> _CHALLENGE 1_: In the forum thread below, what does the self-join comparison return for the second and later duplicates?
> _CHALLENGE 2_: Write out the forum thread below from "Then just perform" to "thus return 0's.".

> _GIVEN TEXT_:
There are no problems in itself with this solution. But there is no way the
solution can test on East Fifth Street and E5th st. In other words spelling
differences or spelling mistakes will never, ever be found. I in my
experience there will allways be some (or even many) records that should be
trapped but simply aren't.

So after such a script that finds all duplicate addresses you may also try
duplicate posat codes (zipcodes) and mark these as to be reviewed. You will
find false marked records, since postalcodes may be shared. But at least you
might get rid of some more double records. As said: it is never going to be
straight forward.

Keep well, Ursus

Keep well, Ursus

Re: Removing Duplcates In Filemaker The Easy Way

am 16.06.2007 23:35:05 von Helpful Harry

In article <46739bcd$0$99407$dbd4f001@news.wanadoo.nl>, "Ursus"
wrote:
>
> Finding duplicates is never going to be easy.
> There are no problems in itself with this solution. But there is no way the
> solution can test on East Fifth Street and E5th st. In other words spelling
> differences or spelling mistakes will never, ever be found. I in my
> experience there will allways be some (or even many) records that should be
> trapped but simply aren't.
>
> So after such a script that finds all duplicate addresses you may also try
> duplicate posat codes (zipcodes) and mark these as to be reviewed. You will
> find false marked records, since postalcodes may be shared. But at least you
> might get rid of some more double records. As said: it is never going to be
> straight forward.
>
> Keep well, Ursus

True, you'll never be able to account for human error (typos) or
inconsistancy in data entry. That's simply one of the facts of working
with databases that you have to live with.

I think the "Address" field in the scripts was really just an example
field - you can easily swap it to Name or Phone Number or whatever to
find duplicates in other fields.

There's also the problem that the same address (again as an example)
might belong to different people that you do want to keep in the
system. This is why you should NEVER have a script that simply deletes
supposed "duplicates". Marking them is a much better idea and then
someone can manually go through making sure they really are duplicates
and deleting them when appropriate.









Helpful Harry
Hopefully helping harassed humans happily handle handiwork hardships ;o)

Re: Removing Duplcates In Filemaker The Easy Way

am 17.06.2007 00:02:25 von d-42

I usually that technique, although with Harry's improvements. (And
they ARE improvements.)

That said, for applications with LOTS of records there are even faster
techniques:

define a self-join relationship on the field you are going to detect
duplicates.
define an indexed field to hold the duplicate flag.
perform a find on ! to reduce the record set to just the records with
duplicates.
perform a replace on the field to hold:

self-join::pkey = pkey

(Its a boolean comparison not assignment, and the result will be 1 or
0)

Then just perform a find on the field for the 0s.

This works because if the field is unique, the record will be related
to itself, and it will find its own key on the other side, and the
comparison will be true. If its the first duplicate, it will still see
itself, and return a true. But the 2nd and beyond duplicates will see
the 'first one' through the relationship, and thus return 0's.

Its faster in big cases because a lot more of the activity can
potentially take place on the server, saving you from having to shunt
records back and forth with the client with each loop cycle. It also
eliminates the need for a sort which which is requires super linear
time, while all of the operations above operate in linear time or
faster (on 'normal' datasets). On a big enough data set the sort
operation takes more time than everything else combined.

Its also more limited; in that due to the way relationships work its
not suitable for multiline fields, fields that exceed the maximum key
length, and so forth.

-cheers,
Dave

> _PROVIDED INFORMATION_:
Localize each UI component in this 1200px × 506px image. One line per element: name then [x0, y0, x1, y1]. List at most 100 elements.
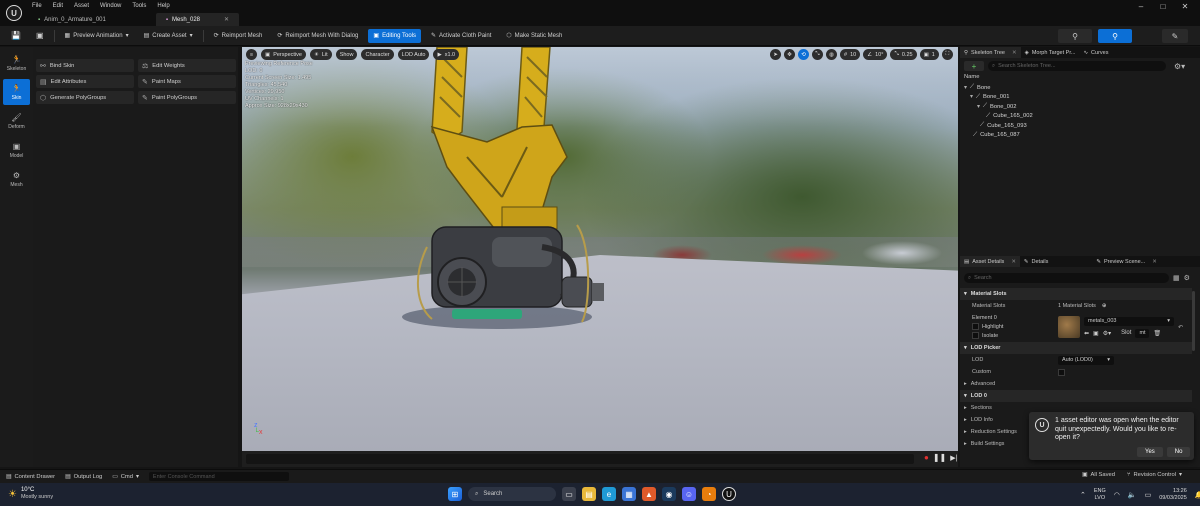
tab-morph-target[interactable]: ◈ Morph Target Pr...	[1021, 47, 1080, 58]
scale-snap-button[interactable]: ⤡ 0.25	[890, 49, 917, 60]
settings-icon[interactable]: ⚙	[1184, 274, 1190, 282]
settings-mode-button[interactable]: ✎	[1162, 29, 1188, 43]
preview-animation-button[interactable]: ▦ Preview Animation ▾	[60, 29, 134, 43]
blender-icon[interactable]: ◔	[702, 487, 716, 501]
mode-model[interactable]: ▣ Model	[3, 137, 30, 163]
unreal-taskbar-icon[interactable]: U	[722, 487, 736, 501]
menu-asset[interactable]: Asset	[74, 3, 89, 9]
battery-icon[interactable]: ▭	[1145, 491, 1152, 499]
lod-picker-section[interactable]: ▾ LOD Picker	[960, 342, 1192, 354]
close-tab-icon[interactable]: ✕	[1011, 259, 1016, 265]
show-button[interactable]: Show	[335, 49, 358, 60]
task-view-icon[interactable]: ▭	[562, 487, 576, 501]
tab-details[interactable]: ✎ Details	[1020, 256, 1052, 267]
steam-icon[interactable]: ◉	[662, 487, 676, 501]
menu-tools[interactable]: Tools	[132, 3, 146, 9]
mode-deform[interactable]: 🖌 Deform	[3, 108, 30, 134]
tab-curves[interactable]: ∿ Curves	[1079, 47, 1112, 58]
weather-widget[interactable]: ☀ 10°C Mostly sunny	[8, 487, 53, 501]
settings-icon[interactable]: ⚙▾	[1174, 62, 1185, 71]
browse-icon[interactable]: ▣	[31, 29, 49, 43]
add-slot-icon[interactable]: ⊕	[1102, 303, 1107, 309]
tree-row[interactable]: ▾ ⟋ Bone	[964, 83, 1200, 93]
create-asset-button[interactable]: ▤ Create Asset ▾	[139, 29, 198, 43]
character-button[interactable]: Character	[361, 49, 394, 60]
scale-tool-button[interactable]: ⤡	[812, 49, 823, 60]
skeleton-mode-button[interactable]: ⚲	[1058, 29, 1092, 43]
wifi-icon[interactable]: ◠	[1114, 491, 1120, 499]
make-static-mesh-button[interactable]: ⬡ Make Static Mesh	[501, 29, 567, 43]
mode-mesh[interactable]: ⚙ Mesh	[3, 166, 30, 192]
select-tool-button[interactable]: ➤	[770, 49, 781, 60]
reset-icon[interactable]: ↶	[1178, 324, 1183, 331]
grid-view-icon[interactable]: ▦	[1173, 274, 1180, 282]
maximize-viewport-button[interactable]: ⛶	[941, 49, 953, 60]
generate-polygroups-button[interactable]: ⬡ Generate PolyGroups	[36, 91, 134, 104]
output-log-button[interactable]: ▤ Output Log	[65, 474, 102, 480]
chevron-up-icon[interactable]: ⌃	[1080, 491, 1086, 499]
gear-icon[interactable]: ⚙▾	[1103, 330, 1111, 337]
lit-button[interactable]: ☀ Lit	[309, 49, 332, 60]
edit-attributes-button[interactable]: ▤ Edit Attributes	[36, 75, 134, 88]
tab-mesh[interactable]: ▪ Mesh_028 ✕	[155, 13, 240, 26]
details-search-input[interactable]: ⌕ Search	[964, 273, 1169, 283]
expand-icon[interactable]: ▾	[964, 85, 967, 91]
close-tab-icon[interactable]: ✕	[1012, 50, 1017, 56]
maximize-button[interactable]: □	[1152, 2, 1174, 11]
advanced-row[interactable]: ▸ Advanced	[960, 378, 1192, 390]
bind-skin-button[interactable]: ⚯ Bind Skin	[36, 59, 134, 72]
all-saved-button[interactable]: ▣ All Saved	[1082, 472, 1115, 478]
folder-icon[interactable]: ▣	[1093, 330, 1099, 337]
save-icon[interactable]: 💾	[6, 29, 26, 43]
isolate-checkbox[interactable]	[972, 332, 979, 339]
close-tab-icon[interactable]: ✕	[1152, 259, 1157, 265]
rotate-tool-button[interactable]: ⟲	[798, 49, 809, 60]
trash-icon[interactable]: 🗑	[1153, 330, 1161, 337]
store-icon[interactable]: ▦	[622, 487, 636, 501]
paint-polygroups-button[interactable]: ✎ Paint PolyGroups	[138, 91, 236, 104]
menu-edit[interactable]: Edit	[53, 3, 63, 9]
mesh-mode-button[interactable]: ⚲	[1098, 29, 1132, 43]
reimport-mesh-button[interactable]: ⟳ Reimport Mesh	[209, 29, 268, 43]
skeleton-search-input[interactable]: ⌕ Search Skeleton Tree...	[988, 61, 1166, 71]
brave-icon[interactable]: ▲	[642, 487, 656, 501]
paint-maps-button[interactable]: ✎ Paint Maps	[138, 75, 236, 88]
edit-weights-button[interactable]: ⚖ Edit Weights	[138, 59, 236, 72]
console-input[interactable]: Enter Console Command	[148, 472, 289, 481]
custom-checkbox[interactable]	[1058, 368, 1065, 376]
reimport-with-dialog-button[interactable]: ⟳ Reimport Mesh With Dialog	[272, 29, 363, 43]
minimize-button[interactable]: –	[1130, 2, 1152, 11]
play-rate-button[interactable]: ▶ x1.0	[433, 49, 460, 60]
rotation-snap-button[interactable]: ∠ 10°	[863, 49, 888, 60]
grid-snap-button[interactable]: #10	[840, 49, 861, 60]
clock[interactable]: 13:26 09/03/2025	[1159, 488, 1187, 501]
lod-button[interactable]: LOD Auto	[397, 49, 430, 60]
tab-skeleton-tree[interactable]: ⚲ Skeleton Tree ✕	[960, 47, 1021, 58]
lod-dropdown[interactable]: Auto (LOD0) ▾	[1058, 355, 1114, 365]
material-slots-section[interactable]: ▾ Material Slots	[960, 288, 1192, 300]
details-scrollbar[interactable]	[1192, 291, 1195, 351]
menu-window[interactable]: Window	[100, 3, 121, 9]
activate-cloth-paint-button[interactable]: ✎ Activate Cloth Paint	[426, 29, 496, 43]
file-explorer-icon[interactable]: ▤	[582, 487, 596, 501]
expand-icon[interactable]: ▾	[977, 104, 980, 110]
tree-row[interactable]: ⟋ Cube_165_093	[964, 121, 1200, 131]
pause-icon[interactable]: ❚❚	[933, 453, 946, 462]
editing-tools-button[interactable]: ▣ Editing Tools	[368, 28, 421, 43]
yes-button[interactable]: Yes	[1137, 447, 1163, 457]
volume-icon[interactable]: 🔈	[1128, 491, 1137, 499]
language-indicator[interactable]: ENG LVO	[1094, 488, 1106, 501]
material-thumbnail[interactable]	[1058, 316, 1080, 338]
highlight-checkbox[interactable]	[972, 323, 979, 330]
edge-icon[interactable]: e	[602, 487, 616, 501]
notifications-icon[interactable]: 🔔	[1195, 491, 1200, 499]
world-local-button[interactable]: ◍	[826, 49, 837, 60]
tree-row[interactable]: ▾ ⟋ Bone_002	[964, 102, 1200, 112]
revision-control-button[interactable]: ⑂ Revision Control ▾	[1127, 472, 1182, 478]
cmd-dropdown[interactable]: ▭ Cmd ▾	[112, 474, 139, 480]
mode-skin[interactable]: 🏃 Skin	[3, 79, 30, 105]
add-icon[interactable]: +	[964, 61, 984, 71]
viewport-menu-button[interactable]: ≡	[246, 49, 257, 60]
mode-skeleton[interactable]: 🏃 Skeleton	[3, 50, 30, 76]
no-button[interactable]: No	[1166, 447, 1191, 457]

> _WORKED ANSWER 1_: They return 0.

> _WORKED ANSWER 2_:
Then just perform a find on the field for the 0s.

This works because if the field is unique, the record will be related
to itself, and it will find its own key on the other side, and the
comparison will be true. If its the first duplicate, it will still see
itself, and return a true. But the 2nd and beyond duplicates will see
the 'first one' through the relationship, and thus return 0's.